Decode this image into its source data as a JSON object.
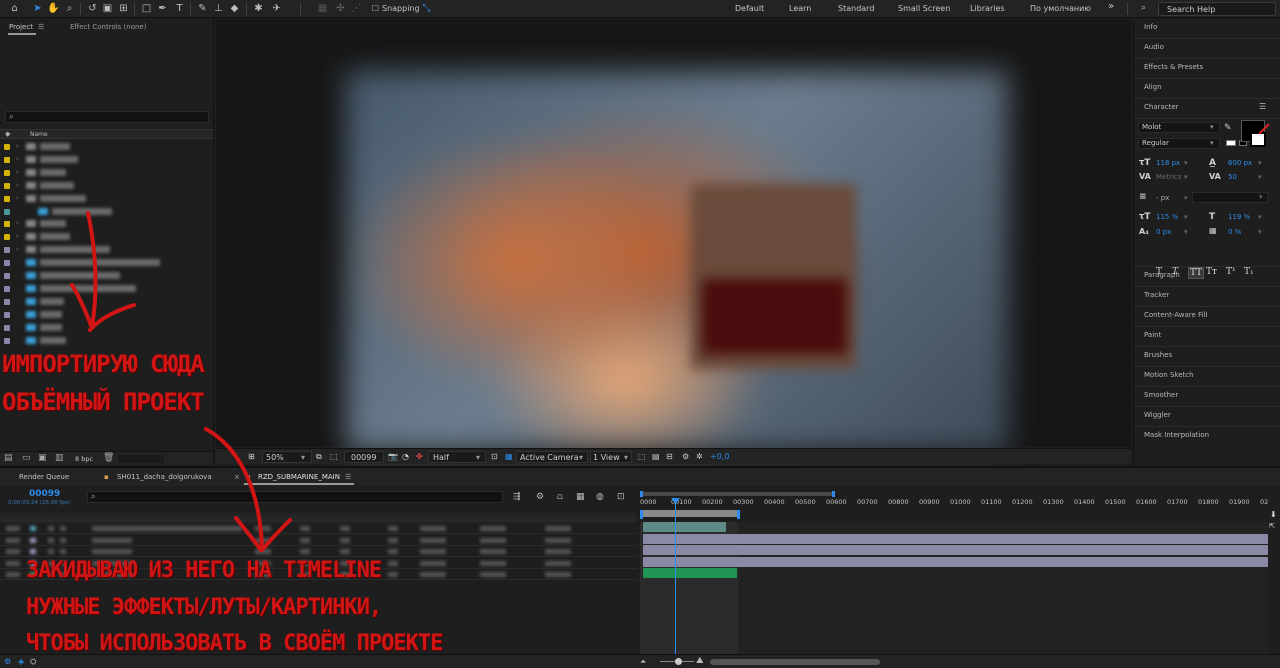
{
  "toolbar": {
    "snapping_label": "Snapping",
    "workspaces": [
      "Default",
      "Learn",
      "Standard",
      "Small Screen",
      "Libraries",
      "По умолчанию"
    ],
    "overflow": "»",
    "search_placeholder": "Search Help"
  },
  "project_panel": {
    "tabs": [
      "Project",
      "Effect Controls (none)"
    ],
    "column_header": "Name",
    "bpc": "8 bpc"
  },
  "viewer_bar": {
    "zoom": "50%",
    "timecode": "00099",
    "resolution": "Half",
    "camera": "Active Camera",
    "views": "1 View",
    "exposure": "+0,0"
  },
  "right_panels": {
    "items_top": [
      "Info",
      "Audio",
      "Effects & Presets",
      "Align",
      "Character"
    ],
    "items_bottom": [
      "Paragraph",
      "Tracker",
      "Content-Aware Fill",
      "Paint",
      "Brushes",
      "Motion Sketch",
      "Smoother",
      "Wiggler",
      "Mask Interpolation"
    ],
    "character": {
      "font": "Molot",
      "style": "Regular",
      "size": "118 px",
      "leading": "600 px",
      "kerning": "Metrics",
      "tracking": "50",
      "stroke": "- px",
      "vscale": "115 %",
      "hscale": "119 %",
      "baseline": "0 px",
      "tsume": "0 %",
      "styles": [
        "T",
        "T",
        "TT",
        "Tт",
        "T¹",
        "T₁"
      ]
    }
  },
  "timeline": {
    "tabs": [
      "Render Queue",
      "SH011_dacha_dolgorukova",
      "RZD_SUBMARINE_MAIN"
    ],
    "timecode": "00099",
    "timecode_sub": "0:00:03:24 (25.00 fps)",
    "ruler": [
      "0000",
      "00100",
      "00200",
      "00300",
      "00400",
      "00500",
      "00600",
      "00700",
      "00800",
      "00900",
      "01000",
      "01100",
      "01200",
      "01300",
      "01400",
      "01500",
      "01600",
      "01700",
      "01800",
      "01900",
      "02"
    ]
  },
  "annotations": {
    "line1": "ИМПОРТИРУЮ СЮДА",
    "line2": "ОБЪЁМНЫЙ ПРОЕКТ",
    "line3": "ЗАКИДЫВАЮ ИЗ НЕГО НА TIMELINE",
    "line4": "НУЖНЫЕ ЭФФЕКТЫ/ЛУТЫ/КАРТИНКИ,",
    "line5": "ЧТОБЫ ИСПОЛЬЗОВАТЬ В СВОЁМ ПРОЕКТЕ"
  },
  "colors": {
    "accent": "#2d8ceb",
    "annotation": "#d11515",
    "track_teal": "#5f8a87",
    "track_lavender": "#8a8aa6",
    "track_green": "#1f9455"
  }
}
##############################
- **TASK OBJECTIVE**
Set down all the entries exactly as they appear, but skip any pictures.

- **SOLUTION TO THE EXERCISE**
Decode this image into its source data as a JSON object.
{
  "toolbar": {
    "snapping_label": "Snapping",
    "workspaces": [
      "Default",
      "Learn",
      "Standard",
      "Small Screen",
      "Libraries",
      "По умолчанию"
    ],
    "overflow": "»",
    "search_placeholder": "Search Help"
  },
  "project_panel": {
    "tabs": [
      "Project",
      "Effect Controls (none)"
    ],
    "column_header": "Name",
    "bpc": "8 bpc"
  },
  "viewer_bar": {
    "zoom": "50%",
    "timecode": "00099",
    "resolution": "Half",
    "camera": "Active Camera",
    "views": "1 View",
    "exposure": "+0,0"
  },
  "right_panels": {
    "items_top": [
      "Info",
      "Audio",
      "Effects & Presets",
      "Align",
      "Character"
    ],
    "items_bottom": [
      "Paragraph",
      "Tracker",
      "Content-Aware Fill",
      "Paint",
      "Brushes",
      "Motion Sketch",
      "Smoother",
      "Wiggler",
      "Mask Interpolation"
    ],
    "character": {
      "font": "Molot",
      "style": "Regular",
      "size": "118 px",
      "leading": "600 px",
      "kerning": "Metrics",
      "tracking": "50",
      "stroke": "- px",
      "vscale": "115 %",
      "hscale": "119 %",
      "baseline": "0 px",
      "tsume": "0 %",
      "styles": [
        "T",
        "T",
        "TT",
        "Tт",
        "T¹",
        "T₁"
      ]
    }
  },
  "timeline": {
    "tabs": [
      "Render Queue",
      "SH011_dacha_dolgorukova",
      "RZD_SUBMARINE_MAIN"
    ],
    "timecode": "00099",
    "timecode_sub": "0:00:03:24 (25.00 fps)",
    "ruler": [
      "0000",
      "00100",
      "00200",
      "00300",
      "00400",
      "00500",
      "00600",
      "00700",
      "00800",
      "00900",
      "01000",
      "01100",
      "01200",
      "01300",
      "01400",
      "01500",
      "01600",
      "01700",
      "01800",
      "01900",
      "02"
    ]
  },
  "annotations": {
    "line1": "ИМПОРТИРУЮ СЮДА",
    "line2": "ОБЪЁМНЫЙ ПРОЕКТ",
    "line3": "ЗАКИДЫВАЮ ИЗ НЕГО НА TIMELINE",
    "line4": "НУЖНЫЕ ЭФФЕКТЫ/ЛУТЫ/КАРТИНКИ,",
    "line5": "ЧТОБЫ ИСПОЛЬЗОВАТЬ В СВОЁМ ПРОЕКТЕ"
  },
  "colors": {
    "accent": "#2d8ceb",
    "annotation": "#d11515",
    "track_teal": "#5f8a87",
    "track_lavender": "#8a8aa6",
    "track_green": "#1f9455"
  }
}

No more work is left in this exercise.